◆ **TASK REQUIREMENTS**
What follows is a listing; restate every line of it word for word.

◆ **DATASET CONTENT**
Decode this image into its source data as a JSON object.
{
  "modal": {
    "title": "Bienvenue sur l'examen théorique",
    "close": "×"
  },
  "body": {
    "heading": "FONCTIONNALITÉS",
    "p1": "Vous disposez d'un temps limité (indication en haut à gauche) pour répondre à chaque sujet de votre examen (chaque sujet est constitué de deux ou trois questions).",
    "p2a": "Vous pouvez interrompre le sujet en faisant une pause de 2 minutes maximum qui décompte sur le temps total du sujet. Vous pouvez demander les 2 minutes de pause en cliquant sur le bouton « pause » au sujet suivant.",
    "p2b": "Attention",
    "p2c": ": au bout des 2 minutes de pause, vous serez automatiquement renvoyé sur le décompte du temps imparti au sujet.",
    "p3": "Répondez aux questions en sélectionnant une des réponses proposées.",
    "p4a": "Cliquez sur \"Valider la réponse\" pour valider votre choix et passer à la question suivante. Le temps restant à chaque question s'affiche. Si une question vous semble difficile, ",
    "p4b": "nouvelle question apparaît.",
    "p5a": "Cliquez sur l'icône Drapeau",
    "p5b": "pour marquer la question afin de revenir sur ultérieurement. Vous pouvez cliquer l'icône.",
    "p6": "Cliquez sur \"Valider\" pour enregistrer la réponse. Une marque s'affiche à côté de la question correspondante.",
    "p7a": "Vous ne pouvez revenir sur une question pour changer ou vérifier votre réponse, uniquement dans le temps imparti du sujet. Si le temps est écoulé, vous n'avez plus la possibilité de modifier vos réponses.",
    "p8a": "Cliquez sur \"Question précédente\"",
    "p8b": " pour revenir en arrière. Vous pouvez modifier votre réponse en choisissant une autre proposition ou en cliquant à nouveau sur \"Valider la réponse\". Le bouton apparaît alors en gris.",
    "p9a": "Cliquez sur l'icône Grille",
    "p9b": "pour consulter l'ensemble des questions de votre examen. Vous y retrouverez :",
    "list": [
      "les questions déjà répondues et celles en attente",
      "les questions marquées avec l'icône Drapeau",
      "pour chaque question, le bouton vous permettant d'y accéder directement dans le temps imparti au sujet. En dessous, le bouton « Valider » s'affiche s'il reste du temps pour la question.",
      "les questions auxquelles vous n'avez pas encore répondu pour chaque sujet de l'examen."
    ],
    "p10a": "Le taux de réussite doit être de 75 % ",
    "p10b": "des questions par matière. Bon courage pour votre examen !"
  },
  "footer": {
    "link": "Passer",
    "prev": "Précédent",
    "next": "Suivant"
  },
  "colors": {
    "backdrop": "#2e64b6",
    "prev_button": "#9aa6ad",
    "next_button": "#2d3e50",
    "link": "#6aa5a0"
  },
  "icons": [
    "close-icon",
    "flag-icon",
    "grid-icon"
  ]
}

◆ **WRITTEN RESPONSE**
Decode this image into its source data as a JSON object.
{
  "modal": {
    "title": "Bienvenue sur l'examen théorique",
    "close": "×"
  },
  "body": {
    "heading": "FONCTIONNALITÉS",
    "p1": "Vous disposez d'un temps limité (indication en haut à gauche) pour répondre à chaque sujet de votre examen (chaque sujet est constitué de deux ou trois questions).",
    "p2a": "Vous pouvez interrompre le sujet en faisant une pause de 2 minutes maximum qui décompte sur le temps total du sujet. Vous pouvez demander les 2 minutes de pause en cliquant sur le bouton « pause » au sujet suivant.",
    "p2b": "Attention",
    "p2c": ": au bout des 2 minutes de pause, vous serez automatiquement renvoyé sur le décompte du temps imparti au sujet.",
    "p3": "Répondez aux questions en sélectionnant une des réponses proposées.",
    "p4a": "Cliquez sur \"Valider la réponse\" pour valider votre choix et passer à la question suivante. Le temps restant à chaque question s'affiche. Si une question vous semble difficile, ",
    "p4b": "nouvelle question apparaît.",
    "p5a": "Cliquez sur l'icône Drapeau",
    "p5b": "pour marquer la question afin de revenir sur ultérieurement. Vous pouvez cliquer l'icône.",
    "p6": "Cliquez sur \"Valider\" pour enregistrer la réponse. Une marque s'affiche à côté de la question correspondante.",
    "p7a": "Vous ne pouvez revenir sur une question pour changer ou vérifier votre réponse, uniquement dans le temps imparti du sujet. Si le temps est écoulé, vous n'avez plus la possibilité de modifier vos réponses.",
    "p8a": "Cliquez sur \"Question précédente\"",
    "p8b": " pour revenir en arrière. Vous pouvez modifier votre réponse en choisissant une autre proposition ou en cliquant à nouveau sur \"Valider la réponse\". Le bouton apparaît alors en gris.",
    "p9a": "Cliquez sur l'icône Grille",
    "p9b": "pour consulter l'ensemble des questions de votre examen. Vous y retrouverez :",
    "list": [
      "les questions déjà répondues et celles en attente",
      "les questions marquées avec l'icône Drapeau",
      "pour chaque question, le bouton vous permettant d'y accéder directement dans le temps imparti au sujet. En dessous, le bouton « Valider » s'affiche s'il reste du temps pour la question.",
      "les questions auxquelles vous n'avez pas encore répondu pour chaque sujet de l'examen."
    ],
    "p10a": "Le taux de réussite doit être de 75 % ",
    "p10b": "des questions par matière. Bon courage pour votre examen !"
  },
  "footer": {
    "link": "Passer",
    "prev": "Précédent",
    "next": "Suivant"
  },
  "colors": {
    "backdrop": "#2e64b6",
    "prev_button": "#9aa6ad",
    "next_button": "#2d3e50",
    "link": "#6aa5a0"
  },
  "icons": [
    "close-icon",
    "flag-icon",
    "grid-icon"
  ]
}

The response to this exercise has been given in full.